TASK INSTRUCTIONS:
Set down the records once more, please, exactly and with the pictures left out.

DATASET RECORDS:
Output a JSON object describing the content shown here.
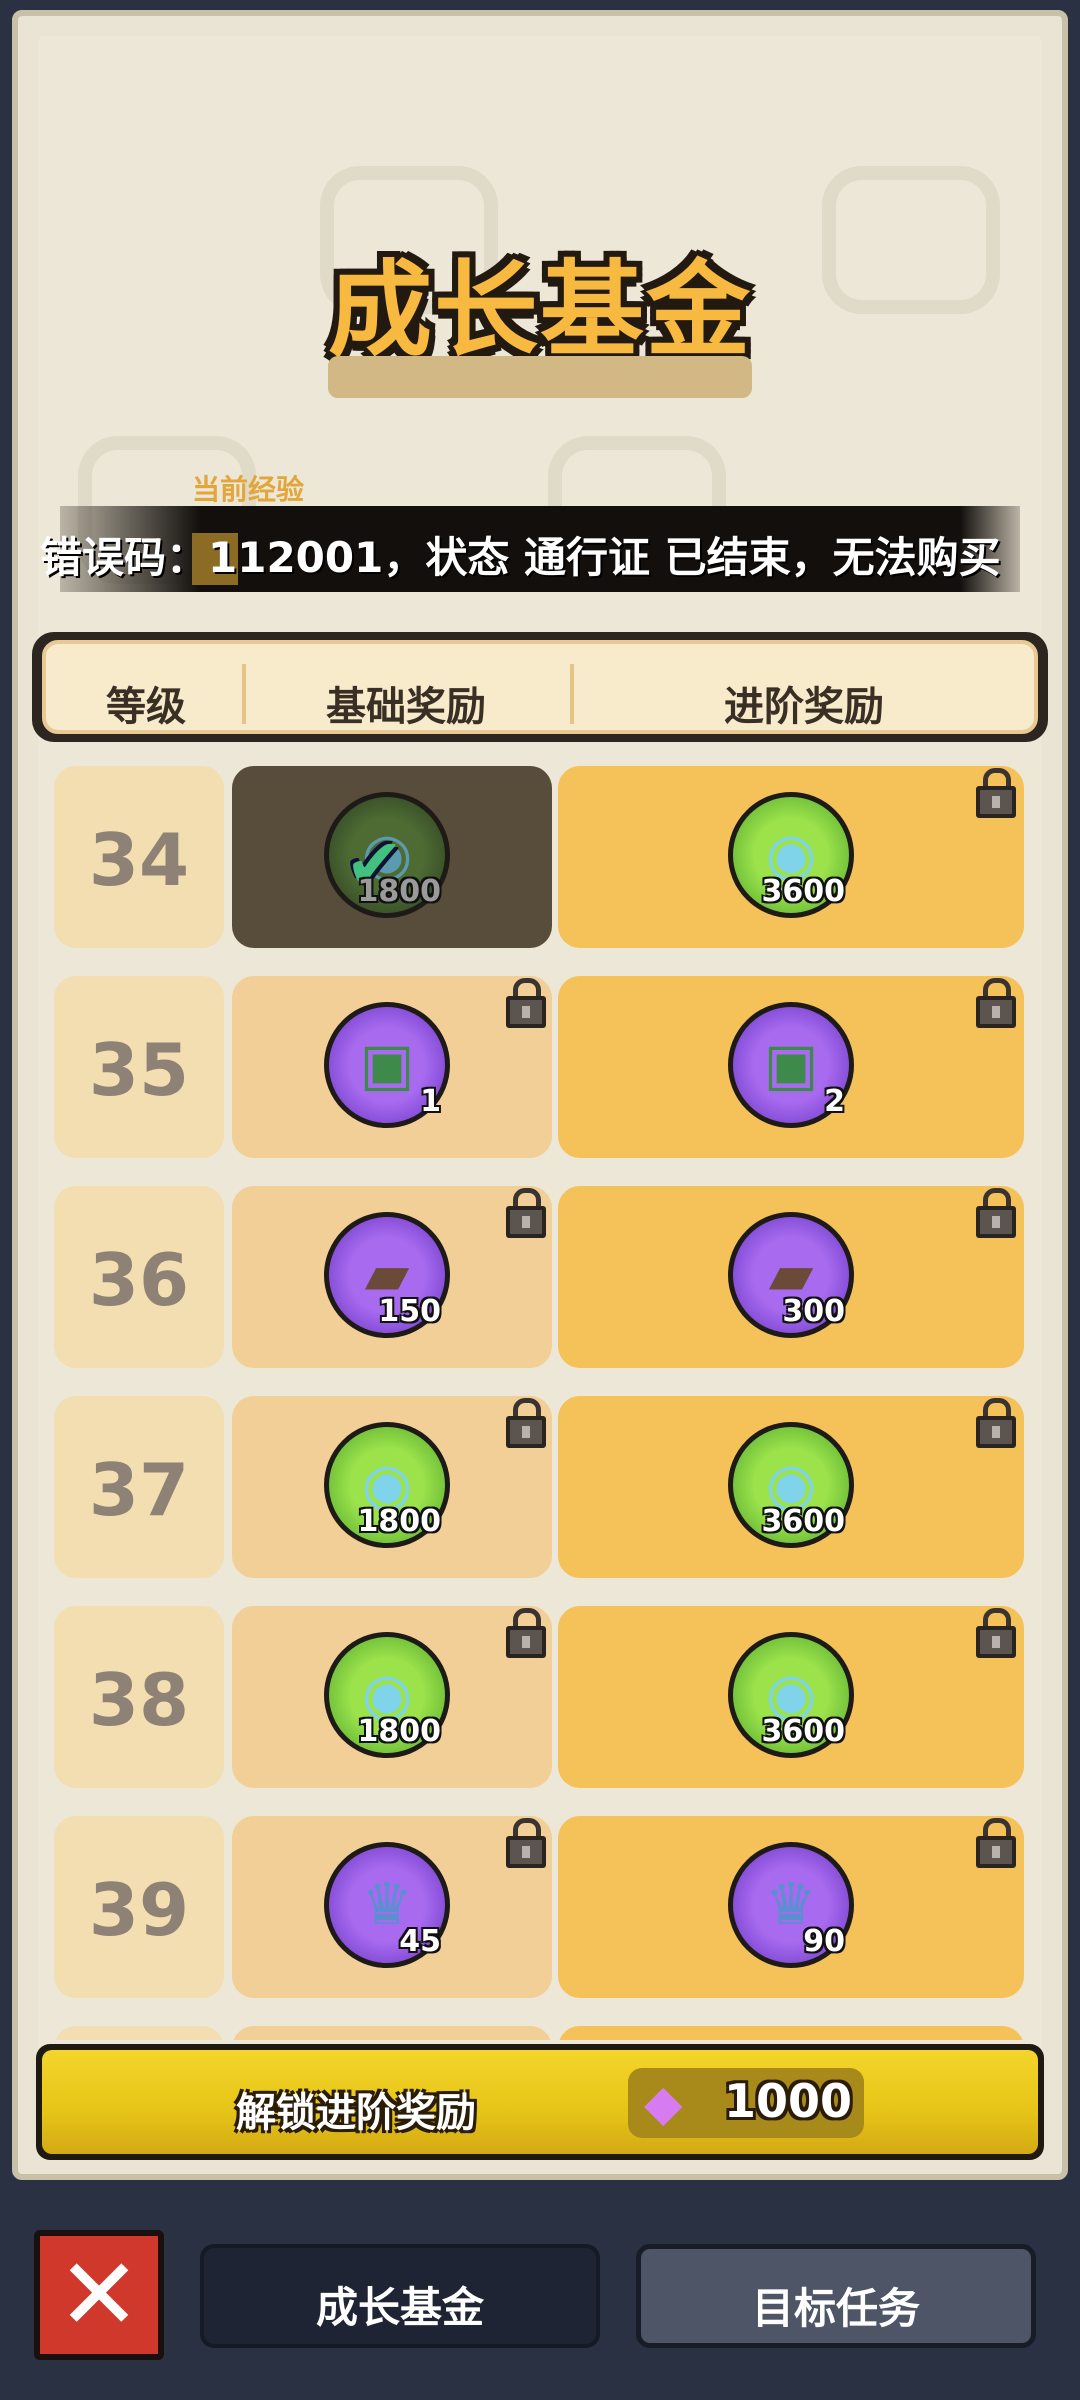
{
  "title": "成长基金",
  "exp_label": "当前经验",
  "error_message": "错误码：112001，状态 通行证 已结束，无法购买",
  "table_header": {
    "level": "等级",
    "basic": "基础奖励",
    "advanced": "进阶奖励"
  },
  "rows": [
    {
      "level": "34",
      "basic": {
        "qty": "1800",
        "claimed": true
      },
      "advanced": {
        "qty": "3600",
        "locked": true
      }
    },
    {
      "level": "35",
      "basic": {
        "qty": "1",
        "locked": true
      },
      "advanced": {
        "qty": "2",
        "locked": true
      }
    },
    {
      "level": "36",
      "basic": {
        "qty": "150",
        "locked": true
      },
      "advanced": {
        "qty": "300",
        "locked": true
      }
    },
    {
      "level": "37",
      "basic": {
        "qty": "1800",
        "locked": true
      },
      "advanced": {
        "qty": "3600",
        "locked": true
      }
    },
    {
      "level": "38",
      "basic": {
        "qty": "1800",
        "locked": true
      },
      "advanced": {
        "qty": "3600",
        "locked": true
      }
    },
    {
      "level": "39",
      "basic": {
        "qty": "45",
        "locked": true
      },
      "advanced": {
        "qty": "90",
        "locked": true
      }
    }
  ],
  "unlock_button": {
    "label": "解锁进阶奖励",
    "price": "1000",
    "currency_icon": "diamond-icon"
  },
  "bottom_nav": {
    "close_icon": "close-icon",
    "tabs": [
      {
        "label": "成长基金",
        "active": true
      },
      {
        "label": "目标任务",
        "active": false
      }
    ]
  },
  "colors": {
    "accent_orange": "#f7b93f",
    "advanced_bg": "#f5c159",
    "basic_bg": "#f1cf96",
    "button_yellow": "#f4d52b",
    "close_red": "#d0382c"
  }
}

OUTPUT FOR THIS EXERCISE:
Output a JSON object describing the content shown here.
{
  "title": "成长基金",
  "exp_label": "当前经验",
  "error_message": "错误码：112001，状态 通行证 已结束，无法购买",
  "table_header": {
    "level": "等级",
    "basic": "基础奖励",
    "advanced": "进阶奖励"
  },
  "rows": [
    {
      "level": "34",
      "basic": {
        "qty": "1800",
        "claimed": true
      },
      "advanced": {
        "qty": "3600",
        "locked": true
      }
    },
    {
      "level": "35",
      "basic": {
        "qty": "1",
        "locked": true
      },
      "advanced": {
        "qty": "2",
        "locked": true
      }
    },
    {
      "level": "36",
      "basic": {
        "qty": "150",
        "locked": true
      },
      "advanced": {
        "qty": "300",
        "locked": true
      }
    },
    {
      "level": "37",
      "basic": {
        "qty": "1800",
        "locked": true
      },
      "advanced": {
        "qty": "3600",
        "locked": true
      }
    },
    {
      "level": "38",
      "basic": {
        "qty": "1800",
        "locked": true
      },
      "advanced": {
        "qty": "3600",
        "locked": true
      }
    },
    {
      "level": "39",
      "basic": {
        "qty": "45",
        "locked": true
      },
      "advanced": {
        "qty": "90",
        "locked": true
      }
    }
  ],
  "unlock_button": {
    "label": "解锁进阶奖励",
    "price": "1000",
    "currency_icon": "diamond-icon"
  },
  "bottom_nav": {
    "close_icon": "close-icon",
    "tabs": [
      {
        "label": "成长基金",
        "active": true
      },
      {
        "label": "目标任务",
        "active": false
      }
    ]
  },
  "colors": {
    "accent_orange": "#f7b93f",
    "advanced_bg": "#f5c159",
    "basic_bg": "#f1cf96",
    "button_yellow": "#f4d52b",
    "close_red": "#d0382c"
  }
}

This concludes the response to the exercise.